Structured figure records:
....

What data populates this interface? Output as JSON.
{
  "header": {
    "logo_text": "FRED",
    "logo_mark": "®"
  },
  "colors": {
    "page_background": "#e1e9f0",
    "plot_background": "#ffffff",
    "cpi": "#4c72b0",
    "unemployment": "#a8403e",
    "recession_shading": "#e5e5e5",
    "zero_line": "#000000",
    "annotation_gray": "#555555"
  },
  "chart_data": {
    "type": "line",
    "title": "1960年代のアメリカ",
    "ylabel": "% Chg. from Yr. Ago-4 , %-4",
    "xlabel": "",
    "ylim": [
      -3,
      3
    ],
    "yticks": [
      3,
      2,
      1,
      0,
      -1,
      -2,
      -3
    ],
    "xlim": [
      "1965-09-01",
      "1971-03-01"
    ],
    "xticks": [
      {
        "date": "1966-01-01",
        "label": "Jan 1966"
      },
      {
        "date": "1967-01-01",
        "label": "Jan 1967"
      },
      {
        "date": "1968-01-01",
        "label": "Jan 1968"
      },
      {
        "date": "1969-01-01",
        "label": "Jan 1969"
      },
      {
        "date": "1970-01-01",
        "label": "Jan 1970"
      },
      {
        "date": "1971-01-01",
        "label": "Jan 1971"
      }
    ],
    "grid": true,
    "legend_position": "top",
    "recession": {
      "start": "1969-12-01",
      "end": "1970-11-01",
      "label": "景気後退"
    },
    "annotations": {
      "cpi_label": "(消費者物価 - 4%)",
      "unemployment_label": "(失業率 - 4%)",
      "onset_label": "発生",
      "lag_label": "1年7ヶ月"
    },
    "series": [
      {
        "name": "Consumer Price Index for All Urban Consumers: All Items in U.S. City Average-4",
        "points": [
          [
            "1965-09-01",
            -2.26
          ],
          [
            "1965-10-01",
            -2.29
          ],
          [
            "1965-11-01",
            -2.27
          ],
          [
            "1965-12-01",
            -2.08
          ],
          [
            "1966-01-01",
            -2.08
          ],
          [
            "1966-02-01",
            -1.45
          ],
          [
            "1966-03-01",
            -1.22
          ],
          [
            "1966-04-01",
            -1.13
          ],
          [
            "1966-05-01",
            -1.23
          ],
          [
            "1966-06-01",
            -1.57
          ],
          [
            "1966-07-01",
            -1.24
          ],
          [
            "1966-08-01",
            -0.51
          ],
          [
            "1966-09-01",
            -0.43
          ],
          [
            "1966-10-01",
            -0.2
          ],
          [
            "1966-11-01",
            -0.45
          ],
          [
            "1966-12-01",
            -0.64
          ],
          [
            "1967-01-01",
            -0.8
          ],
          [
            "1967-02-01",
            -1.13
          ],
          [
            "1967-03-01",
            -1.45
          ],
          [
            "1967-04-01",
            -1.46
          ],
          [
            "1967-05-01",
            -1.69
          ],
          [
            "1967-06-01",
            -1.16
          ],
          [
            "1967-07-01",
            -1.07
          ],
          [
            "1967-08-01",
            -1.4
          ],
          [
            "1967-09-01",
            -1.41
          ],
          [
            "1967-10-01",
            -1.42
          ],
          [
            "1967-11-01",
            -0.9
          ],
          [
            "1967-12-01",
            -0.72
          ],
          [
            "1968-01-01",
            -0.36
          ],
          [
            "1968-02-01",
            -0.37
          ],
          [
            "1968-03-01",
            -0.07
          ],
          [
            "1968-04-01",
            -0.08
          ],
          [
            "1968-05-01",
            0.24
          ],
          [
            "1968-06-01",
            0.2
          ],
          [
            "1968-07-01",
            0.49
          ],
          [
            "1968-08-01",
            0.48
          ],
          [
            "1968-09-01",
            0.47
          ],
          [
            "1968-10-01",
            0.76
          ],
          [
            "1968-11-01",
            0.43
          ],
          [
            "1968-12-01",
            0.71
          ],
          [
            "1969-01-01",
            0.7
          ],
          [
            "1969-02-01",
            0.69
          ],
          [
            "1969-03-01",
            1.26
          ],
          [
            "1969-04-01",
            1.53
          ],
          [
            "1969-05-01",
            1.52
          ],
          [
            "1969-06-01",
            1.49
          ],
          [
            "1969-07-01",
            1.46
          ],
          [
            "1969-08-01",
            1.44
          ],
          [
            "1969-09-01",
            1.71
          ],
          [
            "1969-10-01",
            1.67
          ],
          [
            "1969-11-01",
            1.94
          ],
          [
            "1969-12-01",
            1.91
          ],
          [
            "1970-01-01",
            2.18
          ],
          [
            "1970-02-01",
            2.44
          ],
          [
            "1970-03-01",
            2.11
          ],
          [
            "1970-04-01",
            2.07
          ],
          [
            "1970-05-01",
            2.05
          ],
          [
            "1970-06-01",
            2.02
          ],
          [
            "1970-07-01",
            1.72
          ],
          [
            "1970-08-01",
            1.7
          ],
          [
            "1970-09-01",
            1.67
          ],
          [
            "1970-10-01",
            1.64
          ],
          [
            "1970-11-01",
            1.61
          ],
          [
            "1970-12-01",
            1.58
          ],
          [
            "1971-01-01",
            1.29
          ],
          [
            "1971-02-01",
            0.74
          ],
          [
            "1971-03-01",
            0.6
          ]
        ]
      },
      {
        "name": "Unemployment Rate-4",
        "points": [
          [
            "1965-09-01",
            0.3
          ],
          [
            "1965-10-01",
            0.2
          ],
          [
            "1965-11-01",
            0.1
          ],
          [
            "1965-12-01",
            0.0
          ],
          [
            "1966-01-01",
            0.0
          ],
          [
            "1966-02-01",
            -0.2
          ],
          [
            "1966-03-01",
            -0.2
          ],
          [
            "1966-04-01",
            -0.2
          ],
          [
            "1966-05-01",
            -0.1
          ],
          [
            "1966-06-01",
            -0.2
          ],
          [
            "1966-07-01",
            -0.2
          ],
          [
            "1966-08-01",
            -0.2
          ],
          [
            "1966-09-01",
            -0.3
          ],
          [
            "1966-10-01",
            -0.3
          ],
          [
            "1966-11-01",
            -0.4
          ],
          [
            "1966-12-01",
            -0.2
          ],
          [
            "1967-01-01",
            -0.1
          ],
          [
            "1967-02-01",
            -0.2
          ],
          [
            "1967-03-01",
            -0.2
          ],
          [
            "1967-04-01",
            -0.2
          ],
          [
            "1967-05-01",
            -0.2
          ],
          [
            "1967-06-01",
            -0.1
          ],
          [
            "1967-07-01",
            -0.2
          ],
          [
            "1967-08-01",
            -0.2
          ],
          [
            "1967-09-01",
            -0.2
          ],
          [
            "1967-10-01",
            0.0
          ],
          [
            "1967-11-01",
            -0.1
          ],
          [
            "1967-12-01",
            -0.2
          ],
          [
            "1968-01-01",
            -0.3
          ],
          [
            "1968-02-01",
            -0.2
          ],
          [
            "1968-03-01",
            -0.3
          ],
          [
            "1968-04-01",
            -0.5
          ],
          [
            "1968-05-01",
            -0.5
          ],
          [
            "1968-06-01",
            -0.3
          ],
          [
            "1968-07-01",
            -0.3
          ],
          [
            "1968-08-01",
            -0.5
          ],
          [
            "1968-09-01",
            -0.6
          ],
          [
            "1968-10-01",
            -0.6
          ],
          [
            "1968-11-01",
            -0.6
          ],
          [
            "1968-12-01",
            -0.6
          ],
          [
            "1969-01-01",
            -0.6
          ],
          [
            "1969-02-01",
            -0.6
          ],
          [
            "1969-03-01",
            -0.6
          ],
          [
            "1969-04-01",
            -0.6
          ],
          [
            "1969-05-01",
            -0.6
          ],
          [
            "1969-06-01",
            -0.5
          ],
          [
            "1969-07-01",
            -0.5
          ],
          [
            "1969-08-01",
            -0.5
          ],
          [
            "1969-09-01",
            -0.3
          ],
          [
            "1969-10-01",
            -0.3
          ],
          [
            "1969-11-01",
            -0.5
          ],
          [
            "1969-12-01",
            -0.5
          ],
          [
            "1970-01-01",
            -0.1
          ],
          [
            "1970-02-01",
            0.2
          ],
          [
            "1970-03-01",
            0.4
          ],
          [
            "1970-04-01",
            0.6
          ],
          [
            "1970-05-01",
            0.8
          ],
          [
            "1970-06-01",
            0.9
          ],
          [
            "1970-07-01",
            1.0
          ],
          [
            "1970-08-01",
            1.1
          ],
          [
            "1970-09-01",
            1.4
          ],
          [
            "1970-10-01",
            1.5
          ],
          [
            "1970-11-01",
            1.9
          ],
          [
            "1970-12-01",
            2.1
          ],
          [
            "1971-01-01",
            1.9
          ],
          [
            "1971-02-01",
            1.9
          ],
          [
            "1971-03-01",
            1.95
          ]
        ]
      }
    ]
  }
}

....

■ Exercise aim
Gather each line of the listing containing the word "name" and show it.

■ Task answer
        "name": "Consumer Price Index for All Urban Consumers: All Items in U.S. City Average-4",
        "name": "Unemployment Rate-4",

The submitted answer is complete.